Records supplied ▸
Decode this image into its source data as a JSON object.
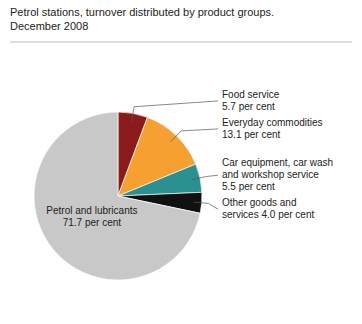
{
  "chart_data": {
    "type": "pie",
    "title": "Petrol stations, turnover distributed by product groups.\nDecember 2008",
    "categories": [
      "Food service\n5.7 per cent",
      "Everyday commodities\n13.1 per cent",
      "Car equipment, car wash\nand workshop service\n5.5 per cent",
      "Other goods and\nservices 4.0 per cent",
      "Petrol and lubricants\n71.7 per cent"
    ],
    "values": [
      5.7,
      13.1,
      5.5,
      4.0,
      71.7
    ],
    "colors": [
      "#8b1a1a",
      "#f5a030",
      "#2a9090",
      "#111111",
      "#c8c8c8"
    ]
  }
}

Required task ▸ Pictures stay out; repeat all the rest of the records exactly.

Written solution ▸
Decode this image into its source data as a JSON object.
{
  "chart_data": {
    "type": "pie",
    "title": "Petrol stations, turnover distributed by product groups.\nDecember 2008",
    "categories": [
      "Food service\n5.7 per cent",
      "Everyday commodities\n13.1 per cent",
      "Car equipment, car wash\nand workshop service\n5.5 per cent",
      "Other goods and\nservices 4.0 per cent",
      "Petrol and lubricants\n71.7 per cent"
    ],
    "values": [
      5.7,
      13.1,
      5.5,
      4.0,
      71.7
    ],
    "colors": [
      "#8b1a1a",
      "#f5a030",
      "#2a9090",
      "#111111",
      "#c8c8c8"
    ]
  }
}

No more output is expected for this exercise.